WHAT THIS TASK INVOLVES
Give every entry again, word for word.

:::::

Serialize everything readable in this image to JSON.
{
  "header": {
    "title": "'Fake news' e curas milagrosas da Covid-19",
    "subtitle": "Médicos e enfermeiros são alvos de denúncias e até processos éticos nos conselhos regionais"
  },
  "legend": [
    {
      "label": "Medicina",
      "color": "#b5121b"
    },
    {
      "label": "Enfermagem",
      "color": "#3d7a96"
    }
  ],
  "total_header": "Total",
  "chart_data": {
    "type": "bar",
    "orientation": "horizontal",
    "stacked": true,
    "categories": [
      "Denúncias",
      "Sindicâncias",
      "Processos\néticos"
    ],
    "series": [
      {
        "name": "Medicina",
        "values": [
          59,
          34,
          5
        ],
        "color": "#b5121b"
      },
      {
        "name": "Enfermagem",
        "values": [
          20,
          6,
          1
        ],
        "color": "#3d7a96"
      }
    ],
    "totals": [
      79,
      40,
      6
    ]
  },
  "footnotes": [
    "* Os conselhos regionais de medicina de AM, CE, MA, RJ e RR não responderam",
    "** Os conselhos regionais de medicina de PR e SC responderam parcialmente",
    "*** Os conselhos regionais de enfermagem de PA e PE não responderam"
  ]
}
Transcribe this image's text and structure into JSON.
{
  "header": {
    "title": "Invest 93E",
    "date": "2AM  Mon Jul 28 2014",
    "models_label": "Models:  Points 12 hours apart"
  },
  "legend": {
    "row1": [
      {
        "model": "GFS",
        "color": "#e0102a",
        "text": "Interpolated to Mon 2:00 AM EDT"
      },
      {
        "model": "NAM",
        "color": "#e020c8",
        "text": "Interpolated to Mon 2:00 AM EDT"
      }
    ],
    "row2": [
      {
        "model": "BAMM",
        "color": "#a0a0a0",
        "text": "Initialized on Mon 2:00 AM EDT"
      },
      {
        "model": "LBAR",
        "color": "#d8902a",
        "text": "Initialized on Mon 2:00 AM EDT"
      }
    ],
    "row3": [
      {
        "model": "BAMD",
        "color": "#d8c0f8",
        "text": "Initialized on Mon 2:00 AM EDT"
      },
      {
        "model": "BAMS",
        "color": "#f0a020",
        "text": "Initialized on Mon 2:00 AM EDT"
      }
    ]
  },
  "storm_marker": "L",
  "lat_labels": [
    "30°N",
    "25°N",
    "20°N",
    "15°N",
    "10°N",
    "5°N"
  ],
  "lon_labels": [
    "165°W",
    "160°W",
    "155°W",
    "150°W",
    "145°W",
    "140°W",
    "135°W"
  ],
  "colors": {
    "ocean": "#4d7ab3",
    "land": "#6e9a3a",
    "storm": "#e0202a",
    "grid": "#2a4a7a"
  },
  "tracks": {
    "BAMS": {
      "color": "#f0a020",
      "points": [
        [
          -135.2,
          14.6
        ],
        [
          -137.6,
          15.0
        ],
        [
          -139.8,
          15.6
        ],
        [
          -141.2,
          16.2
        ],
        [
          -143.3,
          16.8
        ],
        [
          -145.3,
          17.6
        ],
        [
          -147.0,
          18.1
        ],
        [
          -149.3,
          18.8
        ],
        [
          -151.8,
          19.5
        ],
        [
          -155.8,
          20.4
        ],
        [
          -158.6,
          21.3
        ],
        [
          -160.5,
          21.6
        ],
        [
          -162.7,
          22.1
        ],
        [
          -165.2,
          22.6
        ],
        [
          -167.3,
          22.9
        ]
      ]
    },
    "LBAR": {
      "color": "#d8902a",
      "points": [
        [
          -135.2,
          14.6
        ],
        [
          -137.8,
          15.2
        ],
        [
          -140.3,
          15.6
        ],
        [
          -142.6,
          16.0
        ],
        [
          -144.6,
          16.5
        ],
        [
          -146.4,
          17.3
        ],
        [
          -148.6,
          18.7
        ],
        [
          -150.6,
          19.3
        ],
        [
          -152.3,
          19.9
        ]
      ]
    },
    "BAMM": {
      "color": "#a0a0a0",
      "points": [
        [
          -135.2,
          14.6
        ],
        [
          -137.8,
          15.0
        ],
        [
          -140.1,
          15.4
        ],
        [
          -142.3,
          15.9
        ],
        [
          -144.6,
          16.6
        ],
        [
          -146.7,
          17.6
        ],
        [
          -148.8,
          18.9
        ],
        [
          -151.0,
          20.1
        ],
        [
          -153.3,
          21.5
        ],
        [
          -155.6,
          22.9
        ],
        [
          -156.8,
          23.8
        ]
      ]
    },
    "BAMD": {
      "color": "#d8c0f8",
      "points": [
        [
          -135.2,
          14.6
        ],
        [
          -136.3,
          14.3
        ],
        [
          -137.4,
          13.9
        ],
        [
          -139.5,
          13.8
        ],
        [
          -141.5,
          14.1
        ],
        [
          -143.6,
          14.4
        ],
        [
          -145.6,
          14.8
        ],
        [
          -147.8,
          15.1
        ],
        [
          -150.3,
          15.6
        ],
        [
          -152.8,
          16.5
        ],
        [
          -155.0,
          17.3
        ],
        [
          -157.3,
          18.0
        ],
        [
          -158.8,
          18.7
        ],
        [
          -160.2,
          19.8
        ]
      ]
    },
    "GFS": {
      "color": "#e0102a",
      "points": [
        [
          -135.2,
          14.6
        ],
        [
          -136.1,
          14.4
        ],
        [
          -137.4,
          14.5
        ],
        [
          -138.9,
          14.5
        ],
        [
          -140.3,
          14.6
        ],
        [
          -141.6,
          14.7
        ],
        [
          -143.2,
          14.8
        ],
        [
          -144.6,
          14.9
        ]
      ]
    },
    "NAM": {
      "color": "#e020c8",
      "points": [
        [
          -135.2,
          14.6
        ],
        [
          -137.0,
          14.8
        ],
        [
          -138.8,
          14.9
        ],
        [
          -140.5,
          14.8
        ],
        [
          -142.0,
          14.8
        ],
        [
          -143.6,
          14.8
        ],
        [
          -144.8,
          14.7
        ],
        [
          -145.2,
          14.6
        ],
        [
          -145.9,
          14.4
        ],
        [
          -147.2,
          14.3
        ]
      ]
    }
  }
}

:::::

FINAL RESULT
Serialize everything readable in this image to JSON.
{
  "header": {
    "title": "'Fake news' e curas milagrosas da Covid-19",
    "subtitle": "Médicos e enfermeiros são alvos de denúncias e até processos éticos nos conselhos regionais"
  },
  "legend": [
    {
      "label": "Medicina",
      "color": "#b5121b"
    },
    {
      "label": "Enfermagem",
      "color": "#3d7a96"
    }
  ],
  "total_header": "Total",
  "chart_data": {
    "type": "bar",
    "orientation": "horizontal",
    "stacked": true,
    "categories": [
      "Denúncias",
      "Sindicâncias",
      "Processos\néticos"
    ],
    "series": [
      {
        "name": "Medicina",
        "values": [
          59,
          34,
          5
        ],
        "color": "#b5121b"
      },
      {
        "name": "Enfermagem",
        "values": [
          20,
          6,
          1
        ],
        "color": "#3d7a96"
      }
    ],
    "totals": [
      79,
      40,
      6
    ]
  },
  "footnotes": [
    "* Os conselhos regionais de medicina de AM, CE, MA, RJ e RR não responderam",
    "** Os conselhos regionais de medicina de PR e SC responderam parcialmente",
    "*** Os conselhos regionais de enfermagem de PA e PE não responderam"
  ]
}
Transcribe this image's text and structure into JSON.
{
  "header": {
    "title": "Invest 93E",
    "date": "2AM  Mon Jul 28 2014",
    "models_label": "Models:  Points 12 hours apart"
  },
  "legend": {
    "row1": [
      {
        "model": "GFS",
        "color": "#e0102a",
        "text": "Interpolated to Mon 2:00 AM EDT"
      },
      {
        "model": "NAM",
        "color": "#e020c8",
        "text": "Interpolated to Mon 2:00 AM EDT"
      }
    ],
    "row2": [
      {
        "model": "BAMM",
        "color": "#a0a0a0",
        "text": "Initialized on Mon 2:00 AM EDT"
      },
      {
        "model": "LBAR",
        "color": "#d8902a",
        "text": "Initialized on Mon 2:00 AM EDT"
      }
    ],
    "row3": [
      {
        "model": "BAMD",
        "color": "#d8c0f8",
        "text": "Initialized on Mon 2:00 AM EDT"
      },
      {
        "model": "BAMS",
        "color": "#f0a020",
        "text": "Initialized on Mon 2:00 AM EDT"
      }
    ]
  },
  "storm_marker": "L",
  "lat_labels": [
    "30°N",
    "25°N",
    "20°N",
    "15°N",
    "10°N",
    "5°N"
  ],
  "lon_labels": [
    "165°W",
    "160°W",
    "155°W",
    "150°W",
    "145°W",
    "140°W",
    "135°W"
  ],
  "colors": {
    "ocean": "#4d7ab3",
    "land": "#6e9a3a",
    "storm": "#e0202a",
    "grid": "#2a4a7a"
  },
  "tracks": {
    "BAMS": {
      "color": "#f0a020",
      "points": [
        [
          -135.2,
          14.6
        ],
        [
          -137.6,
          15.0
        ],
        [
          -139.8,
          15.6
        ],
        [
          -141.2,
          16.2
        ],
        [
          -143.3,
          16.8
        ],
        [
          -145.3,
          17.6
        ],
        [
          -147.0,
          18.1
        ],
        [
          -149.3,
          18.8
        ],
        [
          -151.8,
          19.5
        ],
        [
          -155.8,
          20.4
        ],
        [
          -158.6,
          21.3
        ],
        [
          -160.5,
          21.6
        ],
        [
          -162.7,
          22.1
        ],
        [
          -165.2,
          22.6
        ],
        [
          -167.3,
          22.9
        ]
      ]
    },
    "LBAR": {
      "color": "#d8902a",
      "points": [
        [
          -135.2,
          14.6
        ],
        [
          -137.8,
          15.2
        ],
        [
          -140.3,
          15.6
        ],
        [
          -142.6,
          16.0
        ],
        [
          -144.6,
          16.5
        ],
        [
          -146.4,
          17.3
        ],
        [
          -148.6,
          18.7
        ],
        [
          -150.6,
          19.3
        ],
        [
          -152.3,
          19.9
        ]
      ]
    },
    "BAMM": {
      "color": "#a0a0a0",
      "points": [
        [
          -135.2,
          14.6
        ],
        [
          -137.8,
          15.0
        ],
        [
          -140.1,
          15.4
        ],
        [
          -142.3,
          15.9
        ],
        [
          -144.6,
          16.6
        ],
        [
          -146.7,
          17.6
        ],
        [
          -148.8,
          18.9
        ],
        [
          -151.0,
          20.1
        ],
        [
          -153.3,
          21.5
        ],
        [
          -155.6,
          22.9
        ],
        [
          -156.8,
          23.8
        ]
      ]
    },
    "BAMD": {
      "color": "#d8c0f8",
      "points": [
        [
          -135.2,
          14.6
        ],
        [
          -136.3,
          14.3
        ],
        [
          -137.4,
          13.9
        ],
        [
          -139.5,
          13.8
        ],
        [
          -141.5,
          14.1
        ],
        [
          -143.6,
          14.4
        ],
        [
          -145.6,
          14.8
        ],
        [
          -147.8,
          15.1
        ],
        [
          -150.3,
          15.6
        ],
        [
          -152.8,
          16.5
        ],
        [
          -155.0,
          17.3
        ],
        [
          -157.3,
          18.0
        ],
        [
          -158.8,
          18.7
        ],
        [
          -160.2,
          19.8
        ]
      ]
    },
    "GFS": {
      "color": "#e0102a",
      "points": [
        [
          -135.2,
          14.6
        ],
        [
          -136.1,
          14.4
        ],
        [
          -137.4,
          14.5
        ],
        [
          -138.9,
          14.5
        ],
        [
          -140.3,
          14.6
        ],
        [
          -141.6,
          14.7
        ],
        [
          -143.2,
          14.8
        ],
        [
          -144.6,
          14.9
        ]
      ]
    },
    "NAM": {
      "color": "#e020c8",
      "points": [
        [
          -135.2,
          14.6
        ],
        [
          -137.0,
          14.8
        ],
        [
          -138.8,
          14.9
        ],
        [
          -140.5,
          14.8
        ],
        [
          -142.0,
          14.8
        ],
        [
          -143.6,
          14.8
        ],
        [
          -144.8,
          14.7
        ],
        [
          -145.2,
          14.6
        ],
        [
          -145.9,
          14.4
        ],
        [
          -147.2,
          14.3
        ]
      ]
    }
  }
}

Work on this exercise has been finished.